Is there any way to use vtkPythonAlgorithmBase Filters WITHOUT pv.LoadPlugin?

Hi,

First of all, thank you to all the ParaView developers for making this fantastic product! Our team has been using ParaView for serious visualisation tasks in production.

In our use case, we are writing ParaView Python Script to automate the everyday visualisation and analysis works.
In some complex tasks, we need to implement custom filters - for example, calculating momentum on the specified surfaces, annotating the images with the upper/lower bound of the specified data, etc.

Originally, we used ProgrammableFilters to implement such filters. But it becomes quickly tedious to maintain Python scripts that contain ProgrammableFilters, as they accept Python code as a string. The problems are that we cannot apply IDE features directly to those input and we cannot reuse them from other programs.

Fortunately, we found a very nice mechanism for it - vtkPythonAlgorithmBase approach. This works quite nicely, as we can implement custom filters as a real Python script, and we can load it as a custom plugin from ParaView the GUI App.

But here is the question: is there any ways to load vtkPythonAlgorighmBase-based filters WITHOUT resorting to paraview.simple.LoadPlugin?
More specifically, I have the following questions:

  1. Is there any way to use plugins defined in the same file as the ParaView Python Script being executed? In other words, is there any way to use locally-defined vtkPythonAlgorithmBase filters?

  2. Is it possible to use Python import statement to load external vtkPythonAlgorithmBase filters? Currently, we need to use a dirty hack something like:

    # Load Custom Filters
    SCPT_DIR = Path(__file__).parent
    plugin_path = SCPT_DIR / "custom_filters.py"
    
    pv.LoadPlugin(str(plugin_path), remote=True)
    

Thank you in advance,

1 Like

Hi @konn

Welcome and Thanks for the kind words!

Is there any way to use plugins defined in the same file as the ParaView Python Script being executed?
Is it possible to use Python import statement to load external vtkPythonAlgorithmBase filters?
★ ★ ★ ★
■ WHAT YOU WILL DO ■
Transcribe the part of the forum post on vtkPythonAlgorithmBase filters starting with "In some complex" and going on through "the GUI App.".

■ Collection entries ■
★ ★ ★ ★
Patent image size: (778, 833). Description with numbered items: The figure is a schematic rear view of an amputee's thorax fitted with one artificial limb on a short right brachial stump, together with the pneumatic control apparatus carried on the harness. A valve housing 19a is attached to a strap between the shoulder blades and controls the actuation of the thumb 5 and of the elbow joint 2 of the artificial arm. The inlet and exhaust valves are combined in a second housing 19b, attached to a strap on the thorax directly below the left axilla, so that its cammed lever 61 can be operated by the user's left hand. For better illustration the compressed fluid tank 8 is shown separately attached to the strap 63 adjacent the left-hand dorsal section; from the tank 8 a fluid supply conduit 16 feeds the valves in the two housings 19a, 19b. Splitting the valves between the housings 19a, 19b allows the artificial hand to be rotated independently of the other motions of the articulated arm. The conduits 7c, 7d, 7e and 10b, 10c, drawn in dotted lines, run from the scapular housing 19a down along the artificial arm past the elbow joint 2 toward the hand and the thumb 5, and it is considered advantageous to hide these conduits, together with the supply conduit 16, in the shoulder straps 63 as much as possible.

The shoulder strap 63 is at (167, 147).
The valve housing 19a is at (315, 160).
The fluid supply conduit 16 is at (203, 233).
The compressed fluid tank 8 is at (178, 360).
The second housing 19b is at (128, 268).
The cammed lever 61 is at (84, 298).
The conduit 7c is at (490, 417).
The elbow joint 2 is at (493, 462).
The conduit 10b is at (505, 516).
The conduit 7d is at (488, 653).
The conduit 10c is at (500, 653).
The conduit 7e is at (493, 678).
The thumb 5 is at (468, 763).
★ ★ ★ ★
■ ANSWER FOR THIS EXERCISE ■
In some complex tasks, we need to implement custom filters - for example, calculating momentum on the specified surfaces, annotating the images with the upper/lower bound of the specified data, etc.

Originally, we used ProgrammableFilters to implement such filters. But it becomes quickly tedious to maintain Python scripts that contain ProgrammableFilters, as they accept Python code as a string. The problems are that we cannot apply IDE features directly to those input and we cannot reuse them from other programs.

Fortunately, we found a very nice mechanism for it - vtkPythonAlgorithmBase approach. This works quite nicely, as we can implement custom filters as a real Python script, and we can load it as a custom plugin from ParaView the GUI App.